• [To do]:
Copy the material line for line, beginning at its first line and stopping after the line that contains "546, 697, 577]".

[Data listing]
· · ·
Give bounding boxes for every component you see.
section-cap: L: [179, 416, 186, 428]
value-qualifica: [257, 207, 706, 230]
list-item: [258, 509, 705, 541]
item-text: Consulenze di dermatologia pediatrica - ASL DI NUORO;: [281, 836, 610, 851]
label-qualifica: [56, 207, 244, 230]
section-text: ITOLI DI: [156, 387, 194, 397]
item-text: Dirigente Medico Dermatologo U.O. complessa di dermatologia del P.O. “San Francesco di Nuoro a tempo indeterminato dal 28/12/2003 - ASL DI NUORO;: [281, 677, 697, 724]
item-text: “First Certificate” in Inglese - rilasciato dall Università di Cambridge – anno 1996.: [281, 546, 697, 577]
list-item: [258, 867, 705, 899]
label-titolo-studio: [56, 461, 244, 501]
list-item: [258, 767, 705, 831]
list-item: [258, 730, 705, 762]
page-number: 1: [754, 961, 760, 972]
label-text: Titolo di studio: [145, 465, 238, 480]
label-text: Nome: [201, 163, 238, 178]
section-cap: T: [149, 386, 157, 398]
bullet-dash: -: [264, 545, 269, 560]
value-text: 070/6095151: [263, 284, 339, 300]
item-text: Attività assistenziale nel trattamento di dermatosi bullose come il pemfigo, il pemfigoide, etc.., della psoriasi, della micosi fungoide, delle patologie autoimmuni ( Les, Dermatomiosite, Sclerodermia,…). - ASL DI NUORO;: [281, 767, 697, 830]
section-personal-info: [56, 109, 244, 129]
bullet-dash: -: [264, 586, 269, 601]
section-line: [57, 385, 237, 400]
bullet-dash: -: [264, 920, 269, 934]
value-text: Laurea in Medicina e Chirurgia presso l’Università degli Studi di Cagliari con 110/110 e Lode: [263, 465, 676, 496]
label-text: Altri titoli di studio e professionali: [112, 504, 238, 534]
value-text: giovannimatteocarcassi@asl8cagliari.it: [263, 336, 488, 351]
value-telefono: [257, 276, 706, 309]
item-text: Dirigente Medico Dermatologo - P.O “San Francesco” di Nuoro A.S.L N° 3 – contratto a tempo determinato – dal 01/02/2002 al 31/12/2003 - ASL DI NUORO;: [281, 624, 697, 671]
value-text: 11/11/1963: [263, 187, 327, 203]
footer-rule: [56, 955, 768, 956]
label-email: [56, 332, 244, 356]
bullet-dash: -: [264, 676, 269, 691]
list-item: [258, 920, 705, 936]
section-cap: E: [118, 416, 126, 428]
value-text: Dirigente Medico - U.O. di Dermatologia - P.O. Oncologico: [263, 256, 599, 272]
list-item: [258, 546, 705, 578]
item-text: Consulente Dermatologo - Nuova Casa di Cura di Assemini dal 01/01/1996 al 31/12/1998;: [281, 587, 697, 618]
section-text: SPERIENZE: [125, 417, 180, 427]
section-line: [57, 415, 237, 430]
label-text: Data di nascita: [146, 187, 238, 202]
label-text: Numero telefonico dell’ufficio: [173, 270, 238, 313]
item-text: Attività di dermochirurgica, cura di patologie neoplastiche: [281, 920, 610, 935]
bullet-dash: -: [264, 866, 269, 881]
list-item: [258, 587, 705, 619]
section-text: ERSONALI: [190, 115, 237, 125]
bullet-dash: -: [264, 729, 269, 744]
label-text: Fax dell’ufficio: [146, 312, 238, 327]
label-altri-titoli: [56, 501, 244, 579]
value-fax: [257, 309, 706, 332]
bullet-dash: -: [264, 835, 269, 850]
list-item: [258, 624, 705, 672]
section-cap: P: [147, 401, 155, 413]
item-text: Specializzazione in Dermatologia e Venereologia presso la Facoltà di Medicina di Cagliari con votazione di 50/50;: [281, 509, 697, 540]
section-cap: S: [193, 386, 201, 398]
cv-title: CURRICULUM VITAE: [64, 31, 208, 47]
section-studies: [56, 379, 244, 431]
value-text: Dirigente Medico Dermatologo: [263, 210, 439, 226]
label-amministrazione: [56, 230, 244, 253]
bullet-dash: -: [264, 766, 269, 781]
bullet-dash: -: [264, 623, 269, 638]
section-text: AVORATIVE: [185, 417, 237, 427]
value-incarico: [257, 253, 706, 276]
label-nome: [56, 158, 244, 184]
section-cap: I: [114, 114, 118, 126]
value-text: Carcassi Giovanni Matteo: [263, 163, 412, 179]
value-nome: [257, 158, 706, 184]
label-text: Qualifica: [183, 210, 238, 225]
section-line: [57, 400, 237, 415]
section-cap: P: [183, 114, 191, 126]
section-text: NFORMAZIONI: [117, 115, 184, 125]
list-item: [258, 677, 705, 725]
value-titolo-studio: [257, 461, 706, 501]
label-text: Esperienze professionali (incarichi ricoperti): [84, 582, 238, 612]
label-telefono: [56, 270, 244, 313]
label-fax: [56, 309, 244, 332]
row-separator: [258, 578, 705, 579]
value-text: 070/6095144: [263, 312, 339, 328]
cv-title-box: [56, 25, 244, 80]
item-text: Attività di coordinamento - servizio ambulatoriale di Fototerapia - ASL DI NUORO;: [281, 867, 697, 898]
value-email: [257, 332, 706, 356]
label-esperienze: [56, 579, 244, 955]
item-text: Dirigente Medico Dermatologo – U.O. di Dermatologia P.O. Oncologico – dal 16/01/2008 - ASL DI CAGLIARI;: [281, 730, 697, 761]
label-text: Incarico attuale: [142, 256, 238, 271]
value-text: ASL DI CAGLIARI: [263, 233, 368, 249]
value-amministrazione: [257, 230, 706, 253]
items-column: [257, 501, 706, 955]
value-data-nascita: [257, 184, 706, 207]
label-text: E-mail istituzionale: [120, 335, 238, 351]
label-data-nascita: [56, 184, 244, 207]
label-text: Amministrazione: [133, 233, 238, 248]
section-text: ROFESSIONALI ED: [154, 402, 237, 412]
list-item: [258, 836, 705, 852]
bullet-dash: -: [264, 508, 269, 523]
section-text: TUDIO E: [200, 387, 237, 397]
· · ·
• [Correct response]:
Give bounding boxes for every component you see.
section-cap: L: [179, 416, 186, 428]
value-qualifica: [257, 207, 706, 230]
list-item: [258, 509, 705, 541]
item-text: Consulenze di dermatologia pediatrica - ASL DI NUORO;: [281, 836, 610, 851]
label-qualifica: [56, 207, 244, 230]
section-text: ITOLI DI: [156, 387, 194, 397]
item-text: Dirigente Medico Dermatologo U.O. complessa di dermatologia del P.O. “San Francesco di Nuoro a tempo indeterminato dal 28/12/2003 - ASL DI NUORO;: [281, 677, 697, 724]
item-text: “First Certificate” in Inglese - rilasciato dall Università di Cambridge – anno 1996.: [281, 546, 697, 577]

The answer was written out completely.